_Task goal_: Find all the lines with "激情导入" and gather them.

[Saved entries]
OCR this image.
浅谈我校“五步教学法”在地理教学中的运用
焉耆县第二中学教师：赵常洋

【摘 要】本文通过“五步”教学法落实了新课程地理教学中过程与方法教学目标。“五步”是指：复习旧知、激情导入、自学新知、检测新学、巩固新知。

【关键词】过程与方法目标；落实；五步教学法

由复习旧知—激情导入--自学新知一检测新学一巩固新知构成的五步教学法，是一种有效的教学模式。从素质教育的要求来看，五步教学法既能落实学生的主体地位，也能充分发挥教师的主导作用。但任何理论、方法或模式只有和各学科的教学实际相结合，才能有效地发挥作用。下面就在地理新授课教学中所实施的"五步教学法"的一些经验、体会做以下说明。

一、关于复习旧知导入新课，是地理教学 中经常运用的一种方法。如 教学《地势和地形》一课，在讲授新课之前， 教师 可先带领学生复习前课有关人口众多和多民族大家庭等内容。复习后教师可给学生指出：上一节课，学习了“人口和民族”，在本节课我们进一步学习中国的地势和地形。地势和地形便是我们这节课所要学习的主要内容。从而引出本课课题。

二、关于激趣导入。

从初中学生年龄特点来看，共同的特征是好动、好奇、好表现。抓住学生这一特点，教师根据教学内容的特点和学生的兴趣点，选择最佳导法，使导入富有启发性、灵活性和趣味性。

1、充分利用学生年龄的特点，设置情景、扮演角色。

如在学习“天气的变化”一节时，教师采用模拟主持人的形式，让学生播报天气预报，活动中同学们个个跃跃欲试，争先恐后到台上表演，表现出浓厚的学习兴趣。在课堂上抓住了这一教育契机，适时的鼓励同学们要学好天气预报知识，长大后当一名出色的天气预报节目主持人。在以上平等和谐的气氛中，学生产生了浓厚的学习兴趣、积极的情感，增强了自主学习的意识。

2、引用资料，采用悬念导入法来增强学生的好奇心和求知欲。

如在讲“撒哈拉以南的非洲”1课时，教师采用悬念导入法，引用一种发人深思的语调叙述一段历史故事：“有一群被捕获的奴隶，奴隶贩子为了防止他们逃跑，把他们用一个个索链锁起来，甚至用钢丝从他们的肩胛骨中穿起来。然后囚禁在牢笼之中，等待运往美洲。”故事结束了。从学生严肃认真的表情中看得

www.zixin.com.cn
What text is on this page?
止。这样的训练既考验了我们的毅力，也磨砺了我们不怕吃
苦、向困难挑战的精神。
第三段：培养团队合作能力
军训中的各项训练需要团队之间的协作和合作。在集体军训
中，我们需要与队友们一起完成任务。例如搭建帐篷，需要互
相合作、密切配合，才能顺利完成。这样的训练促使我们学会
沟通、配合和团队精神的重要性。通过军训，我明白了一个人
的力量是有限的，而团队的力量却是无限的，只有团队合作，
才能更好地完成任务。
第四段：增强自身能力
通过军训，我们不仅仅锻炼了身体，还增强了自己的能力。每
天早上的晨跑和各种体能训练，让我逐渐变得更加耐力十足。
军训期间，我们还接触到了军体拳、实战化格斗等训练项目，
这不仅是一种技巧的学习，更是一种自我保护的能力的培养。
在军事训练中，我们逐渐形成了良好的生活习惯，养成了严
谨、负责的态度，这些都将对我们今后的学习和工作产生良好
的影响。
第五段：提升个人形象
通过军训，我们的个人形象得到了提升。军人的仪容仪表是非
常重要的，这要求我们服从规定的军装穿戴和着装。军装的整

_Solution_:
【摘 要】本文通过“五步”教学法落实了新课程地理教学中过程与方法教学目标。“五步”是指：复习旧知、激情导入、自学新知、检测新学、巩固新知。
由复习旧知—激情导入--自学新知一检测新学一巩固新知构成的五步教学法，是一种有效的教学模式。从素质教育的要求来看，五步教学法既能落实学生的主体地位，也能充分发挥教师的主导作用。但任何理论、方法或模式只有和各学科的教学实际相结合，才能有效地发挥作用。下面就在地理新授课教学中所实施的"五步教学法"的一些经验、体会做以下说明。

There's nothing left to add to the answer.